* _SET PROBLEM_
Copy every line, leaving nothing out and adding nothing.

* _Stored items from a collection_
# # # # # # #
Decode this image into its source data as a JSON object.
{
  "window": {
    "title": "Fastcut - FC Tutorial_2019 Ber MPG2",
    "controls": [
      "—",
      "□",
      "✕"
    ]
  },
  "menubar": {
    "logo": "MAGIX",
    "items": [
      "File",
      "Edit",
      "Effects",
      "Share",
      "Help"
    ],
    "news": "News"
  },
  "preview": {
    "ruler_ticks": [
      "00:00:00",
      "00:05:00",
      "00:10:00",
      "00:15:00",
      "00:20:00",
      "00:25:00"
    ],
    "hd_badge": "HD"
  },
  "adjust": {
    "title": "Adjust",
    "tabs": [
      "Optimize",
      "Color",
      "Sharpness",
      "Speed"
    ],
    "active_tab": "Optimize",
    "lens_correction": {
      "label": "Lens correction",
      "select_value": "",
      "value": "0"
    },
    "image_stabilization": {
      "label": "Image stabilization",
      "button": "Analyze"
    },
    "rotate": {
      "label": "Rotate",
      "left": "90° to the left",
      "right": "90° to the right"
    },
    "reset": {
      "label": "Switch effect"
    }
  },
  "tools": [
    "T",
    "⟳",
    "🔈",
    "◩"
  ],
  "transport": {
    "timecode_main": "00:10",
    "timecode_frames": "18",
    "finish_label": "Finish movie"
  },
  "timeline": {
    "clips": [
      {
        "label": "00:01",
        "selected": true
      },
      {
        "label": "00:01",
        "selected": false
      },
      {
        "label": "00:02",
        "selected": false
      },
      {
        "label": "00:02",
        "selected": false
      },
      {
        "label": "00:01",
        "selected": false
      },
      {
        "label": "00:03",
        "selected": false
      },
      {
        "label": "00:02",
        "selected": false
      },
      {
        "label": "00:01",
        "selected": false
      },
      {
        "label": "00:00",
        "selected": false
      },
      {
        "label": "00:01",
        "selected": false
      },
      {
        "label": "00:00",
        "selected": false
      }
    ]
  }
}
# # # # # # #
* _FULL SOLUTION_
Decode this image into its source data as a JSON object.
{
  "window": {
    "title": "Fastcut - FC Tutorial_2019 Ber MPG2",
    "controls": [
      "—",
      "□",
      "✕"
    ]
  },
  "menubar": {
    "logo": "MAGIX",
    "items": [
      "File",
      "Edit",
      "Effects",
      "Share",
      "Help"
    ],
    "news": "News"
  },
  "preview": {
    "ruler_ticks": [
      "00:00:00",
      "00:05:00",
      "00:10:00",
      "00:15:00",
      "00:20:00",
      "00:25:00"
    ],
    "hd_badge": "HD"
  },
  "adjust": {
    "title": "Adjust",
    "tabs": [
      "Optimize",
      "Color",
      "Sharpness",
      "Speed"
    ],
    "active_tab": "Optimize",
    "lens_correction": {
      "label": "Lens correction",
      "select_value": "",
      "value": "0"
    },
    "image_stabilization": {
      "label": "Image stabilization",
      "button": "Analyze"
    },
    "rotate": {
      "label": "Rotate",
      "left": "90° to the left",
      "right": "90° to the right"
    },
    "reset": {
      "label": "Switch effect"
    }
  },
  "tools": [
    "T",
    "⟳",
    "🔈",
    "◩"
  ],
  "transport": {
    "timecode_main": "00:10",
    "timecode_frames": "18",
    "finish_label": "Finish movie"
  },
  "timeline": {
    "clips": [
      {
        "label": "00:01",
        "selected": true
      },
      {
        "label": "00:01",
        "selected": false
      },
      {
        "label": "00:02",
        "selected": false
      },
      {
        "label": "00:02",
        "selected": false
      },
      {
        "label": "00:01",
        "selected": false
      },
      {
        "label": "00:03",
        "selected": false
      },
      {
        "label": "00:02",
        "selected": false
      },
      {
        "label": "00:01",
        "selected": false
      },
      {
        "label": "00:00",
        "selected": false
      },
      {
        "label": "00:01",
        "selected": false
      },
      {
        "label": "00:00",
        "selected": false
      }
    ]
  }
}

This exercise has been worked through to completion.